# Work to complete:
Go through the listing and copy every line word for word.

# A run of records:
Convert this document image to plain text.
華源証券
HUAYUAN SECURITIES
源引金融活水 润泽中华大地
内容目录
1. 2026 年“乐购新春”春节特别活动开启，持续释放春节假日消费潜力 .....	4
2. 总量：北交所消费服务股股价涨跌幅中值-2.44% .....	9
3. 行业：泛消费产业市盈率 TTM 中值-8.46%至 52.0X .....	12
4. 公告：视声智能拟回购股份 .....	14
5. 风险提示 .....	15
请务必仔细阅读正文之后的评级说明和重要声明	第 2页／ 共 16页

# Solution to this problem:
Convert this document image to plain text.
華源証券
HUAYUAN SECURITIES
源引金融活水 润泽中华大地
内容目录
1. 2026 年“乐购新春”春节特别活动开启，持续释放春节假日消费潜力 .....	4
2. 总量：北交所消费服务股股价涨跌幅中值-2.44% .....	9
3. 行业：泛消费产业市盈率 TTM 中值-8.46%至 52.0X .....	12
4. 公告：视声智能拟回购股份 .....	14
5. 风险提示 .....	15
请务必仔细阅读正文之后的评级说明和重要声明	第 2页／ 共 16页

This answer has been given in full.